AIM:
Transcribe every line of the items below, keeping each one identical to the original.

Data extracted from a collection
##############################
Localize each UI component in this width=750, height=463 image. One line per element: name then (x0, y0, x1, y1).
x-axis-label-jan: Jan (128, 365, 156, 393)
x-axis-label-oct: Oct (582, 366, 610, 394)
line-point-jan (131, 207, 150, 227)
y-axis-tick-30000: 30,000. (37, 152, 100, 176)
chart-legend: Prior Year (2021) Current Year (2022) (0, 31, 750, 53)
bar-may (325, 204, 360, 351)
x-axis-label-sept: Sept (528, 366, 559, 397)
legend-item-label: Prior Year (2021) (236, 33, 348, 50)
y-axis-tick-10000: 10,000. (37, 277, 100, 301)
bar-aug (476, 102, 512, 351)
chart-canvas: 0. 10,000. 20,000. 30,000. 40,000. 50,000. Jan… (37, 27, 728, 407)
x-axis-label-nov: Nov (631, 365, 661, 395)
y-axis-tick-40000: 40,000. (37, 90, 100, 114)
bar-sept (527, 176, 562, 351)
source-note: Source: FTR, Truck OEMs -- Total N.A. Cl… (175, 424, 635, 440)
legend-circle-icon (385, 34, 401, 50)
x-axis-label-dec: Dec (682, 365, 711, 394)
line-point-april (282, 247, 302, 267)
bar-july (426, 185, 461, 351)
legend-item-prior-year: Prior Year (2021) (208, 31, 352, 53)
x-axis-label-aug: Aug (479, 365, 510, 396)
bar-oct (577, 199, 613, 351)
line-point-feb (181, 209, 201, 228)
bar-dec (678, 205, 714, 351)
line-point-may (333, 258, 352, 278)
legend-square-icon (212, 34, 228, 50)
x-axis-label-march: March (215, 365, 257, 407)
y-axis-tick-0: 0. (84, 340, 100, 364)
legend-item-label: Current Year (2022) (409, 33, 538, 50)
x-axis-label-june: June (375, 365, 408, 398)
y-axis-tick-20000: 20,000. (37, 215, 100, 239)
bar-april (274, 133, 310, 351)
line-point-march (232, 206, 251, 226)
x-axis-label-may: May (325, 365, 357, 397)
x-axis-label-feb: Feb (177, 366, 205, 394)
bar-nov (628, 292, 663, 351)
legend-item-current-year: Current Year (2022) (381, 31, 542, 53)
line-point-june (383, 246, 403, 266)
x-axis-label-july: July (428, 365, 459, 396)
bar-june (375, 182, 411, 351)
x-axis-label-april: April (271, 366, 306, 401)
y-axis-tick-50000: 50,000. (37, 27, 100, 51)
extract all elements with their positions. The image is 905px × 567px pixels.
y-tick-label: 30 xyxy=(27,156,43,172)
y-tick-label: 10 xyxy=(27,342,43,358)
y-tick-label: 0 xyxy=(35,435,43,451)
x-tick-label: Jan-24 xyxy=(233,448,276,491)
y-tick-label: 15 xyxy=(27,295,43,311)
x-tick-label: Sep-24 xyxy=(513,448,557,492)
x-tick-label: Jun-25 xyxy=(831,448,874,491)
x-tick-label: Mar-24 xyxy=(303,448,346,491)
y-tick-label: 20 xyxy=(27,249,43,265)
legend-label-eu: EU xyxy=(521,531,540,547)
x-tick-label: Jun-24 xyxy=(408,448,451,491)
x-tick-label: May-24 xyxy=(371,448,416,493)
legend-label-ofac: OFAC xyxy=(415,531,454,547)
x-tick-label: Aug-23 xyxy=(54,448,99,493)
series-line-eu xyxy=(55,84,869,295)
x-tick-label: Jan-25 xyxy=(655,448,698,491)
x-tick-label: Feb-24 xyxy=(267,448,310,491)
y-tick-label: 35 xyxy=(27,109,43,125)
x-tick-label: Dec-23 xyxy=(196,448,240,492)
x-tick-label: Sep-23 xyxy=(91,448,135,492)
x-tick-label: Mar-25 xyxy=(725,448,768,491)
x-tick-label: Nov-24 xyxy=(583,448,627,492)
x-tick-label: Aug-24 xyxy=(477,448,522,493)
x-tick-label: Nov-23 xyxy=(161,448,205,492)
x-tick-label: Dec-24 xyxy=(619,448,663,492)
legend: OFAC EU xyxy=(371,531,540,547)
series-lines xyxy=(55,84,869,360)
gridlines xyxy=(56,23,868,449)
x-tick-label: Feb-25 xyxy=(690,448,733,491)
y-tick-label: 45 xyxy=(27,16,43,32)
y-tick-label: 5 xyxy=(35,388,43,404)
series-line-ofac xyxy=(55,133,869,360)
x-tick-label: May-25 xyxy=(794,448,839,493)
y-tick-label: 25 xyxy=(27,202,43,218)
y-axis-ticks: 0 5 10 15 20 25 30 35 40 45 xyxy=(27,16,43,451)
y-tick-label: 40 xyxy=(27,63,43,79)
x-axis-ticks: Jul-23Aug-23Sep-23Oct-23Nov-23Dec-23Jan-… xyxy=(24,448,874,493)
##############################
ANSWER TO THIS PROBLEM:
Localize each UI component in this width=750, height=463 image. One line per element: name then (x0, y0, x1, y1).
x-axis-label-jan: Jan (128, 365, 156, 393)
x-axis-label-oct: Oct (582, 366, 610, 394)
line-point-jan (131, 207, 150, 227)
y-axis-tick-30000: 30,000. (37, 152, 100, 176)
chart-legend: Prior Year (2021) Current Year (2022) (0, 31, 750, 53)
bar-may (325, 204, 360, 351)
x-axis-label-sept: Sept (528, 366, 559, 397)
legend-item-label: Prior Year (2021) (236, 33, 348, 50)
y-axis-tick-10000: 10,000. (37, 277, 100, 301)
bar-aug (476, 102, 512, 351)
chart-canvas: 0. 10,000. 20,000. 30,000. 40,000. 50,000. Jan… (37, 27, 728, 407)
x-axis-label-nov: Nov (631, 365, 661, 395)
y-axis-tick-40000: 40,000. (37, 90, 100, 114)
bar-sept (527, 176, 562, 351)
source-note: Source: FTR, Truck OEMs -- Total N.A. Cl… (175, 424, 635, 440)
legend-circle-icon (385, 34, 401, 50)
x-axis-label-dec: Dec (682, 365, 711, 394)
line-point-april (282, 247, 302, 267)
bar-july (426, 185, 461, 351)
legend-item-prior-year: Prior Year (2021) (208, 31, 352, 53)
x-axis-label-aug: Aug (479, 365, 510, 396)
bar-oct (577, 199, 613, 351)
line-point-feb (181, 209, 201, 228)
bar-dec (678, 205, 714, 351)
line-point-may (333, 258, 352, 278)
legend-square-icon (212, 34, 228, 50)
x-axis-label-march: March (215, 365, 257, 407)
y-axis-tick-0: 0. (84, 340, 100, 364)
legend-item-label: Current Year (2022) (409, 33, 538, 50)
x-axis-label-june: June (375, 365, 408, 398)
y-axis-tick-20000: 20,000. (37, 215, 100, 239)
bar-april (274, 133, 310, 351)
line-point-march (232, 206, 251, 226)
x-axis-label-may: May (325, 365, 357, 397)
x-axis-label-feb: Feb (177, 366, 205, 394)
bar-nov (628, 292, 663, 351)
legend-item-current-year: Current Year (2022) (381, 31, 542, 53)
line-point-june (383, 246, 403, 266)
x-axis-label-july: July (428, 365, 459, 396)
bar-june (375, 182, 411, 351)
x-axis-label-april: April (271, 366, 306, 401)
y-axis-tick-50000: 50,000. (37, 27, 100, 51)
extract all elements with their positions. The image is 905px × 567px pixels.
y-tick-label: 30 xyxy=(27,156,43,172)
y-tick-label: 10 xyxy=(27,342,43,358)
y-tick-label: 0 xyxy=(35,435,43,451)
x-tick-label: Jan-24 xyxy=(233,448,276,491)
y-tick-label: 15 xyxy=(27,295,43,311)
x-tick-label: Sep-24 xyxy=(513,448,557,492)
x-tick-label: Jun-25 xyxy=(831,448,874,491)
x-tick-label: Mar-24 xyxy=(303,448,346,491)
y-tick-label: 20 xyxy=(27,249,43,265)
legend-label-eu: EU xyxy=(521,531,540,547)
x-tick-label: Jun-24 xyxy=(408,448,451,491)
x-tick-label: May-24 xyxy=(371,448,416,493)
legend-label-ofac: OFAC xyxy=(415,531,454,547)
x-tick-label: Aug-23 xyxy=(54,448,99,493)
series-line-eu xyxy=(55,84,869,295)
x-tick-label: Jan-25 xyxy=(655,448,698,491)
x-tick-label: Feb-24 xyxy=(267,448,310,491)
y-tick-label: 35 xyxy=(27,109,43,125)
x-tick-label: Dec-23 xyxy=(196,448,240,492)
x-tick-label: Sep-23 xyxy=(91,448,135,492)
x-tick-label: Mar-25 xyxy=(725,448,768,491)
x-tick-label: Nov-24 xyxy=(583,448,627,492)
x-tick-label: Aug-24 xyxy=(477,448,522,493)
x-tick-label: Nov-23 xyxy=(161,448,205,492)
x-tick-label: Dec-24 xyxy=(619,448,663,492)
legend: OFAC EU xyxy=(371,531,540,547)
series-lines xyxy=(55,84,869,360)
gridlines xyxy=(56,23,868,449)
x-tick-label: Feb-25 xyxy=(690,448,733,491)
y-tick-label: 45 xyxy=(27,16,43,32)
y-tick-label: 5 xyxy=(35,388,43,404)
series-line-ofac xyxy=(55,133,869,360)
x-tick-label: May-25 xyxy=(794,448,839,493)
y-tick-label: 25 xyxy=(27,202,43,218)
y-axis-ticks: 0 5 10 15 20 25 30 35 40 45 xyxy=(27,16,43,451)
y-tick-label: 40 xyxy=(27,63,43,79)
x-axis-ticks: Jul-23Aug-23Sep-23Oct-23Nov-23Dec-23Jan-… xyxy=(24,448,874,493)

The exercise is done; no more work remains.